* [WHAT YOU HAVE TO DO] Output every line below exactly.

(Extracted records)
START

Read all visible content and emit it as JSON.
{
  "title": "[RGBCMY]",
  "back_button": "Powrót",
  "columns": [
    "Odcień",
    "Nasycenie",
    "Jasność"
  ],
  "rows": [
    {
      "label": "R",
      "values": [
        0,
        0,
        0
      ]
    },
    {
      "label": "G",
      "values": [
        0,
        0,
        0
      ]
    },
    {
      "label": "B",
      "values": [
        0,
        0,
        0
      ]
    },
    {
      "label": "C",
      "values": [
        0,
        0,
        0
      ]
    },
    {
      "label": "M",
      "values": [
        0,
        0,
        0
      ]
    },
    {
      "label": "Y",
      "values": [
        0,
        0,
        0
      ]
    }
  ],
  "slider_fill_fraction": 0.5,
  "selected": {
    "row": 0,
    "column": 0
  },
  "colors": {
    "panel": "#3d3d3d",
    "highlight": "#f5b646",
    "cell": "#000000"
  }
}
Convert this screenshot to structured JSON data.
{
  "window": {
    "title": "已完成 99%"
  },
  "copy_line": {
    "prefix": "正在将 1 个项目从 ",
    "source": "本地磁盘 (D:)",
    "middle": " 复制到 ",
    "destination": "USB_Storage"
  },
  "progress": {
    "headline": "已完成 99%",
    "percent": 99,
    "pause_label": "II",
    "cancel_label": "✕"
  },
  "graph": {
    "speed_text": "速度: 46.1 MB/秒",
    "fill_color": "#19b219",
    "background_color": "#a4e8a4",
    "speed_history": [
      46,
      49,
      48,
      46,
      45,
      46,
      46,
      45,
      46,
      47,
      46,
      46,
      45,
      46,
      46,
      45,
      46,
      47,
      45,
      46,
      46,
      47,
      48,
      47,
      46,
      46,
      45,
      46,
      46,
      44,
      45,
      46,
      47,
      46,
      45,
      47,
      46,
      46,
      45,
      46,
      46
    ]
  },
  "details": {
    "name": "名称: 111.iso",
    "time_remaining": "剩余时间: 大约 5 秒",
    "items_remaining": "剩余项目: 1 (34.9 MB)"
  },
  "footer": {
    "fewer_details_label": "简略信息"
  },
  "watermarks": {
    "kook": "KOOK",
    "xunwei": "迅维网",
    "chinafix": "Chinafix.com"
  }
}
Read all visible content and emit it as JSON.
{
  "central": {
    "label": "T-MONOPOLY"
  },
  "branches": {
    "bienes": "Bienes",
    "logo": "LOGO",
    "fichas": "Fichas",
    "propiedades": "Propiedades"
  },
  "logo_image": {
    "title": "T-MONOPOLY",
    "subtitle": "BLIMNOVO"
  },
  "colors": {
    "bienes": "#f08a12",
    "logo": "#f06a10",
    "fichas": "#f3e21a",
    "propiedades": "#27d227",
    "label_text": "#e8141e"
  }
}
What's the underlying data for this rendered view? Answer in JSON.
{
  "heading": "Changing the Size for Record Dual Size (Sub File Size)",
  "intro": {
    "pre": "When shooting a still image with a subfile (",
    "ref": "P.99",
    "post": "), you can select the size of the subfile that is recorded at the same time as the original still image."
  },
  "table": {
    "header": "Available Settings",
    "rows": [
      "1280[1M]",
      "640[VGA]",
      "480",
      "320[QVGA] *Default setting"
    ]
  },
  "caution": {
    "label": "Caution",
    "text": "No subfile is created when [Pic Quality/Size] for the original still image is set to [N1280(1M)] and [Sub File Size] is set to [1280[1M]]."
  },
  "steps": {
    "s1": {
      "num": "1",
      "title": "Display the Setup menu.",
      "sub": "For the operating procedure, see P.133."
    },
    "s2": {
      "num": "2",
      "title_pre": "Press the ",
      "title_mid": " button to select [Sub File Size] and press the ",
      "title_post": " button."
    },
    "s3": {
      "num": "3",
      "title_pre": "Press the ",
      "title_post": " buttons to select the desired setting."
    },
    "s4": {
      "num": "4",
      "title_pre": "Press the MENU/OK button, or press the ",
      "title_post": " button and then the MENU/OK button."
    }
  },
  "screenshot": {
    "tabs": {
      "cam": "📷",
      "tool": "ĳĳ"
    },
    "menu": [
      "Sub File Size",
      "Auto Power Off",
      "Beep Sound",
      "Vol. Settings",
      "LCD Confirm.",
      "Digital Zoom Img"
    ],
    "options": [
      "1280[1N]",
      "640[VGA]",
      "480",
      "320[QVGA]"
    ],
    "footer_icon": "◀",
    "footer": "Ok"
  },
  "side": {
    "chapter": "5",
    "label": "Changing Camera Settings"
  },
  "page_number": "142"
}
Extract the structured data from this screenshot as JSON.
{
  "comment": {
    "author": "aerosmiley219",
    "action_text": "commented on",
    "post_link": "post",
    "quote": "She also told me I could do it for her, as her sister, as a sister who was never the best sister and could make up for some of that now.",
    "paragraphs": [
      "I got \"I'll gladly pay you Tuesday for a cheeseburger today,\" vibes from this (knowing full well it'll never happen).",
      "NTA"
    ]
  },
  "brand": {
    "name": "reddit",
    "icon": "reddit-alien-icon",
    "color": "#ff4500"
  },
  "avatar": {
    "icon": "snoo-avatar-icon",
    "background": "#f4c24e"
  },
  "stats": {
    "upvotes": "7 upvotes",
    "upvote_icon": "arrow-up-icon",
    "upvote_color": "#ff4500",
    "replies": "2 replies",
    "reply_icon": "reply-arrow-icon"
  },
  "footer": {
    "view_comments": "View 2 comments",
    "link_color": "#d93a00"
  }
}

END

* [WRITTEN ANSWER]
Read all visible content and emit it as JSON.
{
  "title": "[RGBCMY]",
  "back_button": "Powrót",
  "columns": [
    "Odcień",
    "Nasycenie",
    "Jasność"
  ],
  "rows": [
    {
      "label": "R",
      "values": [
        0,
        0,
        0
      ]
    },
    {
      "label": "G",
      "values": [
        0,
        0,
        0
      ]
    },
    {
      "label": "B",
      "values": [
        0,
        0,
        0
      ]
    },
    {
      "label": "C",
      "values": [
        0,
        0,
        0
      ]
    },
    {
      "label": "M",
      "values": [
        0,
        0,
        0
      ]
    },
    {
      "label": "Y",
      "values": [
        0,
        0,
        0
      ]
    }
  ],
  "slider_fill_fraction": 0.5,
  "selected": {
    "row": 0,
    "column": 0
  },
  "colors": {
    "panel": "#3d3d3d",
    "highlight": "#f5b646",
    "cell": "#000000"
  }
}
Convert this screenshot to structured JSON data.
{
  "window": {
    "title": "已完成 99%"
  },
  "copy_line": {
    "prefix": "正在将 1 个项目从 ",
    "source": "本地磁盘 (D:)",
    "middle": " 复制到 ",
    "destination": "USB_Storage"
  },
  "progress": {
    "headline": "已完成 99%",
    "percent": 99,
    "pause_label": "II",
    "cancel_label": "✕"
  },
  "graph": {
    "speed_text": "速度: 46.1 MB/秒",
    "fill_color": "#19b219",
    "background_color": "#a4e8a4",
    "speed_history": [
      46,
      49,
      48,
      46,
      45,
      46,
      46,
      45,
      46,
      47,
      46,
      46,
      45,
      46,
      46,
      45,
      46,
      47,
      45,
      46,
      46,
      47,
      48,
      47,
      46,
      46,
      45,
      46,
      46,
      44,
      45,
      46,
      47,
      46,
      45,
      47,
      46,
      46,
      45,
      46,
      46
    ]
  },
  "details": {
    "name": "名称: 111.iso",
    "time_remaining": "剩余时间: 大约 5 秒",
    "items_remaining": "剩余项目: 1 (34.9 MB)"
  },
  "footer": {
    "fewer_details_label": "简略信息"
  },
  "watermarks": {
    "kook": "KOOK",
    "xunwei": "迅维网",
    "chinafix": "Chinafix.com"
  }
}
Read all visible content and emit it as JSON.
{
  "central": {
    "label": "T-MONOPOLY"
  },
  "branches": {
    "bienes": "Bienes",
    "logo": "LOGO",
    "fichas": "Fichas",
    "propiedades": "Propiedades"
  },
  "logo_image": {
    "title": "T-MONOPOLY",
    "subtitle": "BLIMNOVO"
  },
  "colors": {
    "bienes": "#f08a12",
    "logo": "#f06a10",
    "fichas": "#f3e21a",
    "propiedades": "#27d227",
    "label_text": "#e8141e"
  }
}
What's the underlying data for this rendered view? Answer in JSON.
{
  "heading": "Changing the Size for Record Dual Size (Sub File Size)",
  "intro": {
    "pre": "When shooting a still image with a subfile (",
    "ref": "P.99",
    "post": "), you can select the size of the subfile that is recorded at the same time as the original still image."
  },
  "table": {
    "header": "Available Settings",
    "rows": [
      "1280[1M]",
      "640[VGA]",
      "480",
      "320[QVGA] *Default setting"
    ]
  },
  "caution": {
    "label": "Caution",
    "text": "No subfile is created when [Pic Quality/Size] for the original still image is set to [N1280(1M)] and [Sub File Size] is set to [1280[1M]]."
  },
  "steps": {
    "s1": {
      "num": "1",
      "title": "Display the Setup menu.",
      "sub": "For the operating procedure, see P.133."
    },
    "s2": {
      "num": "2",
      "title_pre": "Press the ",
      "title_mid": " button to select [Sub File Size] and press the ",
      "title_post": " button."
    },
    "s3": {
      "num": "3",
      "title_pre": "Press the ",
      "title_post": " buttons to select the desired setting."
    },
    "s4": {
      "num": "4",
      "title_pre": "Press the MENU/OK button, or press the ",
      "title_post": " button and then the MENU/OK button."
    }
  },
  "screenshot": {
    "tabs": {
      "cam": "📷",
      "tool": "ĳĳ"
    },
    "menu": [
      "Sub File Size",
      "Auto Power Off",
      "Beep Sound",
      "Vol. Settings",
      "LCD Confirm.",
      "Digital Zoom Img"
    ],
    "options": [
      "1280[1N]",
      "640[VGA]",
      "480",
      "320[QVGA]"
    ],
    "footer_icon": "◀",
    "footer": "Ok"
  },
  "side": {
    "chapter": "5",
    "label": "Changing Camera Settings"
  },
  "page_number": "142"
}
Extract the structured data from this screenshot as JSON.
{
  "comment": {
    "author": "aerosmiley219",
    "action_text": "commented on",
    "post_link": "post",
    "quote": "She also told me I could do it for her, as her sister, as a sister who was never the best sister and could make up for some of that now.",
    "paragraphs": [
      "I got \"I'll gladly pay you Tuesday for a cheeseburger today,\" vibes from this (knowing full well it'll never happen).",
      "NTA"
    ]
  },
  "brand": {
    "name": "reddit",
    "icon": "reddit-alien-icon",
    "color": "#ff4500"
  },
  "avatar": {
    "icon": "snoo-avatar-icon",
    "background": "#f4c24e"
  },
  "stats": {
    "upvotes": "7 upvotes",
    "upvote_icon": "arrow-up-icon",
    "upvote_color": "#ff4500",
    "replies": "2 replies",
    "reply_icon": "reply-arrow-icon"
  },
  "footer": {
    "view_comments": "View 2 comments",
    "link_color": "#d93a00"
  }
}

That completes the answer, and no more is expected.